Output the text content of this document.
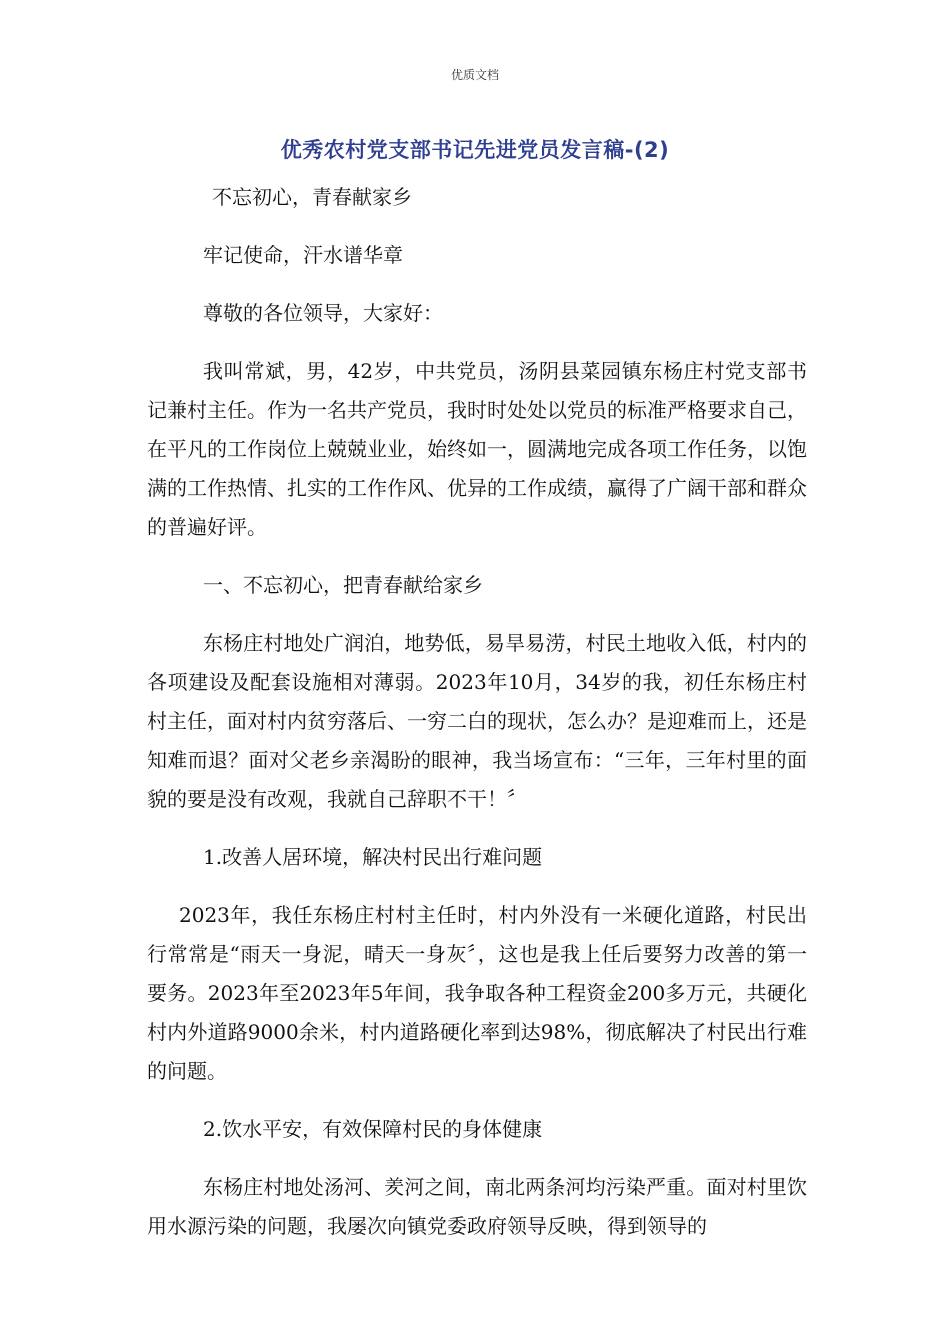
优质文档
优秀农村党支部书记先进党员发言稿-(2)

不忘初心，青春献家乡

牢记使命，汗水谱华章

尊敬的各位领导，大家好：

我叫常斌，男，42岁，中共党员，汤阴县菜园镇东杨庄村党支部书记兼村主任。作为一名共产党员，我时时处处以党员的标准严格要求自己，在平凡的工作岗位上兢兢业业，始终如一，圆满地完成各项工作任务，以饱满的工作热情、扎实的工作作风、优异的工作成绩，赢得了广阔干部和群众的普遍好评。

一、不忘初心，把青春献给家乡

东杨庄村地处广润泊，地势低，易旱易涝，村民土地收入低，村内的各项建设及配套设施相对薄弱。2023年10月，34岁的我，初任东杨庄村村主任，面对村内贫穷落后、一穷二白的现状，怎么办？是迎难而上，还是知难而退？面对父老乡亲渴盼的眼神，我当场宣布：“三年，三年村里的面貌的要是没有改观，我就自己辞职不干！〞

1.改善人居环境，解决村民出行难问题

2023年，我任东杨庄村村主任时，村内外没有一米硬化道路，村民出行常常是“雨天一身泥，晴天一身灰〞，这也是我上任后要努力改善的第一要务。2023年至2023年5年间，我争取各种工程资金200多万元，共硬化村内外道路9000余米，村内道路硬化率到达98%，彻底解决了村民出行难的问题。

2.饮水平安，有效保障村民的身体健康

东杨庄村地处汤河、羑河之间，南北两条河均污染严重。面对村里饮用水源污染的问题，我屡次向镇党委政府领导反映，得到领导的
--
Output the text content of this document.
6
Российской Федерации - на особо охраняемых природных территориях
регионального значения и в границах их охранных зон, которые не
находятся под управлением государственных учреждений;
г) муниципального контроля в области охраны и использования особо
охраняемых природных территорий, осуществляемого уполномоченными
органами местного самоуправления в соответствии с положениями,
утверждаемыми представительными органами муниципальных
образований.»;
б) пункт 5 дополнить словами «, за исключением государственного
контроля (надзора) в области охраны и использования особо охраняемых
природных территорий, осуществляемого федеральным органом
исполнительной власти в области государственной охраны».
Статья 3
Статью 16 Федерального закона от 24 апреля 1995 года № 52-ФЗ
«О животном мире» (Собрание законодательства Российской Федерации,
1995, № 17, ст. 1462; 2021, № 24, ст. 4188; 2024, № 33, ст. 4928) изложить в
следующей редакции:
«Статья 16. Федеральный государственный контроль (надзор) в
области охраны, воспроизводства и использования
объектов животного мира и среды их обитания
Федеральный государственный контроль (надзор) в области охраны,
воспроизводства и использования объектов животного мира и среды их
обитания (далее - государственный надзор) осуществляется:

- [Problem to work on]:
Report the number of lines in the listing where the string "осуществляемого" appears, and nothing besides.

- [Result of this task]:
2